- **Stored data**
--*--

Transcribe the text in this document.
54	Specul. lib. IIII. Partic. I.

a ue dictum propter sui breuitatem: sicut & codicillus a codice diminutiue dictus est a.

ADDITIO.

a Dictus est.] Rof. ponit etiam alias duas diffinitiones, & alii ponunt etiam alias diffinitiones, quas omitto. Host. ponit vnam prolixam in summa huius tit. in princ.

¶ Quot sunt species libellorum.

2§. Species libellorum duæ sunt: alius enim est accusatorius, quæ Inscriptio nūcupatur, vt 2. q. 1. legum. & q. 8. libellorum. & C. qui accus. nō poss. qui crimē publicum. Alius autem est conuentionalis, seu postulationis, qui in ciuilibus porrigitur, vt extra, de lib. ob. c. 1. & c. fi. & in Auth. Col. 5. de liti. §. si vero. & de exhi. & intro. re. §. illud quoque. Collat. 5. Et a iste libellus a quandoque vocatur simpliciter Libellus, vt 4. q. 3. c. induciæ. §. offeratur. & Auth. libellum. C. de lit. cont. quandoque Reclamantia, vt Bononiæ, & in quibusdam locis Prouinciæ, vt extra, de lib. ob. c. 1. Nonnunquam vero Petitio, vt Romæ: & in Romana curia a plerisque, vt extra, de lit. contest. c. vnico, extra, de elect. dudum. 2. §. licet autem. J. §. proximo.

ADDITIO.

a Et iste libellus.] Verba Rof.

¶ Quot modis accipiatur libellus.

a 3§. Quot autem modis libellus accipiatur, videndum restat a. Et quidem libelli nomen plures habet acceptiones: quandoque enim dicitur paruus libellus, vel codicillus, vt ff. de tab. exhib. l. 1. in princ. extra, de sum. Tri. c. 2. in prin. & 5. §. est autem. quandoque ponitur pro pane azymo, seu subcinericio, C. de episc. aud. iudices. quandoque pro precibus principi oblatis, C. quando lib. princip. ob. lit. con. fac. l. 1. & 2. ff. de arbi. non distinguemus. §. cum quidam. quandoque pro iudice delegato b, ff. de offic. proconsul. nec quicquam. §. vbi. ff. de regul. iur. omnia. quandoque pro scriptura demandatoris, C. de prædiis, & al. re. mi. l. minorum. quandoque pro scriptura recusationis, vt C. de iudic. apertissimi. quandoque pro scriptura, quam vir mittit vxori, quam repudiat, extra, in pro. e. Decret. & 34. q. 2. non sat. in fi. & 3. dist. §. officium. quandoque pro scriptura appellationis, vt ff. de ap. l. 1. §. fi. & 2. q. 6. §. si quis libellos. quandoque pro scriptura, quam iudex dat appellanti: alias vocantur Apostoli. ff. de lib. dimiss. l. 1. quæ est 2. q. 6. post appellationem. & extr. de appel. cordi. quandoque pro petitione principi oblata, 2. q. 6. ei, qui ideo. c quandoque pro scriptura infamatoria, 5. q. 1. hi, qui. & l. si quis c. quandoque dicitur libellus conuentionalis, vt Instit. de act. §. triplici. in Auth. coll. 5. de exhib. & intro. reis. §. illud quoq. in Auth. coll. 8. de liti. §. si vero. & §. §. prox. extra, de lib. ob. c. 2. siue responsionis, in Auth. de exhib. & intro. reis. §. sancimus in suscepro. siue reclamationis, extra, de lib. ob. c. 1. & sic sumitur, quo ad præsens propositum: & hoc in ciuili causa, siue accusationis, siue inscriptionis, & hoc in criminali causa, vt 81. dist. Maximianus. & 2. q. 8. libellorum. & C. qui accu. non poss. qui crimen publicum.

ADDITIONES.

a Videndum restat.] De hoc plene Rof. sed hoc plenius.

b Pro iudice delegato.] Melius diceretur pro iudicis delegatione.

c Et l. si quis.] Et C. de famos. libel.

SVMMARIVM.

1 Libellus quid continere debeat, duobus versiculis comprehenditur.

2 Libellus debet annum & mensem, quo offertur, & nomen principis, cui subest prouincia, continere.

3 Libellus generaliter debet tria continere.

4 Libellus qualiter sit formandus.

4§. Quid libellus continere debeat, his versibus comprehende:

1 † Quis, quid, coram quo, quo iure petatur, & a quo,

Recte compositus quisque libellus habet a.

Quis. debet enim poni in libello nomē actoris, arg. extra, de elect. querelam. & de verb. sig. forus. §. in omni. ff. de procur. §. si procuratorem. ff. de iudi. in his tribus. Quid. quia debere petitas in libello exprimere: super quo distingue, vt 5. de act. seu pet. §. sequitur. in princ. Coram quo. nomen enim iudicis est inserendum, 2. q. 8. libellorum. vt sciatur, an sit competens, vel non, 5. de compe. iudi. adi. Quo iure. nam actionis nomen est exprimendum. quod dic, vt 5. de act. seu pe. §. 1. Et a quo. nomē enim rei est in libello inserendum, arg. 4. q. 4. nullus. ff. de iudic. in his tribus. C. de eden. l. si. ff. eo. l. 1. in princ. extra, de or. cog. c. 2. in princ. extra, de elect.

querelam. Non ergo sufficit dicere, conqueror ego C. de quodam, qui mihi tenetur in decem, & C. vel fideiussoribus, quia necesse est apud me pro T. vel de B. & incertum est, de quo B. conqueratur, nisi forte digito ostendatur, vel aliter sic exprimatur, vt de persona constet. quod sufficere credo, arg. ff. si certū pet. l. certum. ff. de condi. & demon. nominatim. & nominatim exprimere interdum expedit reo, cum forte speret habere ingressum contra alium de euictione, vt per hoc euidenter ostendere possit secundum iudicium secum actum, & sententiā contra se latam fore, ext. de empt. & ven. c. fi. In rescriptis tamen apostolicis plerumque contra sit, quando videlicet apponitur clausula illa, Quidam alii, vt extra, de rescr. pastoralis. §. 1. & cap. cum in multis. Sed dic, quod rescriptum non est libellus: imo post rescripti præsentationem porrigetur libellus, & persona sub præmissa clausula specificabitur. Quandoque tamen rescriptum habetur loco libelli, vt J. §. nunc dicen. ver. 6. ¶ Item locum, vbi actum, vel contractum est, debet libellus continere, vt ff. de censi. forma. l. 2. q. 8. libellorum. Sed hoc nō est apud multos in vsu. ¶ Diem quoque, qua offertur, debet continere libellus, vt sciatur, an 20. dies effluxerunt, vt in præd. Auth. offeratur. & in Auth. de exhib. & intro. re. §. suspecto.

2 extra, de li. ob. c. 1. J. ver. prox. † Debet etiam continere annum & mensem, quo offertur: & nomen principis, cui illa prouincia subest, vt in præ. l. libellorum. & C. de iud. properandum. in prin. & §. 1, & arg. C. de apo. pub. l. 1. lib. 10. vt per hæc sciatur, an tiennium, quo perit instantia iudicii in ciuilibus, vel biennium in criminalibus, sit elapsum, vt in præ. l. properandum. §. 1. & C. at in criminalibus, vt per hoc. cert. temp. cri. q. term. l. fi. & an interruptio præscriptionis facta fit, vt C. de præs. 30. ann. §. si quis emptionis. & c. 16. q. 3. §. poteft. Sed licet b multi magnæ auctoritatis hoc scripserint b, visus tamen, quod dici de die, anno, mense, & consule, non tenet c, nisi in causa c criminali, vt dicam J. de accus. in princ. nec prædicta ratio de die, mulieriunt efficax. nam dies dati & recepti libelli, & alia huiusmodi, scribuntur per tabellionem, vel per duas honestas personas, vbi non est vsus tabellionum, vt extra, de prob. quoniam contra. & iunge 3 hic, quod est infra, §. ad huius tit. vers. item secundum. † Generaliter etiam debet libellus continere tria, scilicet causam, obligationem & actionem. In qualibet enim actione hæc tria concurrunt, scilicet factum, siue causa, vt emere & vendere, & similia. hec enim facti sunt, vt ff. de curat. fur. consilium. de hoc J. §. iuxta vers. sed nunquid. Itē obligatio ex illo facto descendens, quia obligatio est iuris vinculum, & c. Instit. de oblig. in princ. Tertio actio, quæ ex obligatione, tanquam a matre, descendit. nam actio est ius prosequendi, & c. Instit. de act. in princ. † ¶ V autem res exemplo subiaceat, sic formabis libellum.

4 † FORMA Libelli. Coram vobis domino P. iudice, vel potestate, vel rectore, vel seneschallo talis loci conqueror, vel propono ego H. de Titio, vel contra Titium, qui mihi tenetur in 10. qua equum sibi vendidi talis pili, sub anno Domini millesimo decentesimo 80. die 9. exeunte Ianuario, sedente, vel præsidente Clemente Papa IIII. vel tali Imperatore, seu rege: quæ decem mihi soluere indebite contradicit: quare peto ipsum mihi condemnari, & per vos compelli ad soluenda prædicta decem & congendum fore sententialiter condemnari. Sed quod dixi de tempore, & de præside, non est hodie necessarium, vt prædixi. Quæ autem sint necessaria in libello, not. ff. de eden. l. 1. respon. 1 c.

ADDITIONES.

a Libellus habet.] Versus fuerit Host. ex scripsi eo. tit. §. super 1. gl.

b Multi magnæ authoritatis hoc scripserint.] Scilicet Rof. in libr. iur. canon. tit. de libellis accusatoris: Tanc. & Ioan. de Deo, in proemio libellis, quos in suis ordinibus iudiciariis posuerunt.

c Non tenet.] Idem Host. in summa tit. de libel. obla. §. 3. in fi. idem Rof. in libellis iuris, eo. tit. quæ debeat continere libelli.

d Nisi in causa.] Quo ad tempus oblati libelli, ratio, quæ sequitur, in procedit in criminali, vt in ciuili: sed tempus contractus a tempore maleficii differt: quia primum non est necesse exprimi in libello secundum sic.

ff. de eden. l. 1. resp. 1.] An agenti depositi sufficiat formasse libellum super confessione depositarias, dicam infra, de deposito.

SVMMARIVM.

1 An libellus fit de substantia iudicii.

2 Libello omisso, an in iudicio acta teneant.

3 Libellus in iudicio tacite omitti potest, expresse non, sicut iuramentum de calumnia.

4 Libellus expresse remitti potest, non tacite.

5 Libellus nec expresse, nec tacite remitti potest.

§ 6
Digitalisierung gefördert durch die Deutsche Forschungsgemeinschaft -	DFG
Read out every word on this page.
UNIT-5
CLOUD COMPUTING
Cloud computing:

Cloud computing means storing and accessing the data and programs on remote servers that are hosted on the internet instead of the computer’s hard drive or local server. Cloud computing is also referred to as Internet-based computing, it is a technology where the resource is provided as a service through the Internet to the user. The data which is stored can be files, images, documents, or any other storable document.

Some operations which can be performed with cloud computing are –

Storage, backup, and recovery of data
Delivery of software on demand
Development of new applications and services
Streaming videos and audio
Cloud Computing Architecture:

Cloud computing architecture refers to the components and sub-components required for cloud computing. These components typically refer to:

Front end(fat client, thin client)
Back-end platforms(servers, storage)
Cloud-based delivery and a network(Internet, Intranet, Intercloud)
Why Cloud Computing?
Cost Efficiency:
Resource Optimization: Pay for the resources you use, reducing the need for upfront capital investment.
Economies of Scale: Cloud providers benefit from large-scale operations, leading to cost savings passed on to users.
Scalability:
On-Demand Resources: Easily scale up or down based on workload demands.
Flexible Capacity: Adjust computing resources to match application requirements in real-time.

--*--

- **Written request**
Copy each line from the records above that includes the string "Internet".

- **Correct result**
Cloud computing means storing and accessing the data and programs on remote servers that are hosted on the internet instead of the computer’s hard drive or local server. Cloud computing is also referred to as Internet-based computing, it is a technology where the resource is provided as a service through the Internet to the user. The data which is stored can be files, images, documents, or any other storable document.
Cloud-based delivery and a network(Internet, Intranet, Intercloud)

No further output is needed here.